- EXTRACTED RECORDS:
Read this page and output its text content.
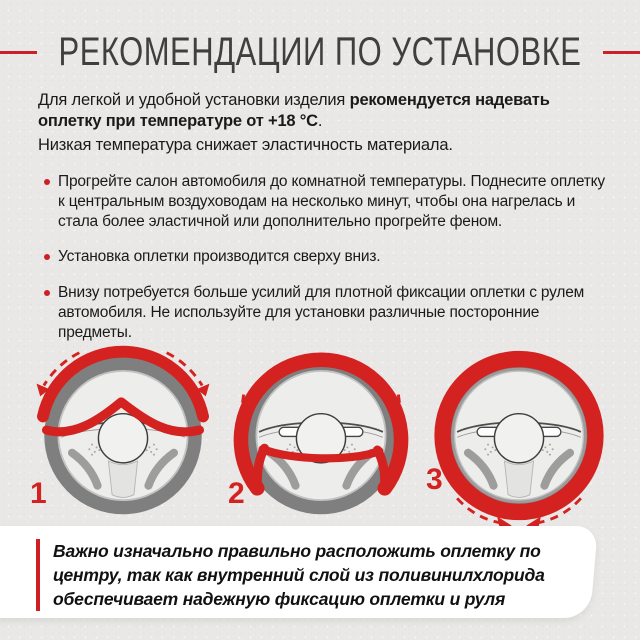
РЕКОМЕНДАЦИИ ПО УСТАНОВКЕ
Для легкой и удобной установки изделия рекомендуется надевать оплетку при температуре от +18 °C.
Низкая температура снижает эластичность материала.
Прогрейте салон автомобиля до комнатной температуры. Поднесите оплетку к центральным воздуховодам на несколько минут, чтобы она нагрелась и стала более эластичной или дополнительно прогрейте феном.
Установка оплетки производится сверху вниз.
Внизу потребуется больше усилий для плотной фиксации оплетки с рулем автомобиля. Не используйте для установки различные посторонние предметы.
1	2	3
Важно изначально правильно расположить оплетку по центру, так как внутренний слой из поливинилхлорида обеспечивает надежную фиксацию оплетки и руля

- DIRECTION:
Search the data above for the string "автомобиля" and copy each line that has it.

- SOLUTION TO THE EXERCISE:
Прогрейте салон автомобиля до комнатной температуры. Поднесите оплетку к центральным воздуховодам на несколько минут, чтобы она нагрелась и стала более эластичной или дополнительно прогрейте феном.
Внизу потребуется больше усилий для плотной фиксации оплетки с рулем автомобиля. Не используйте для установки различные посторонние предметы.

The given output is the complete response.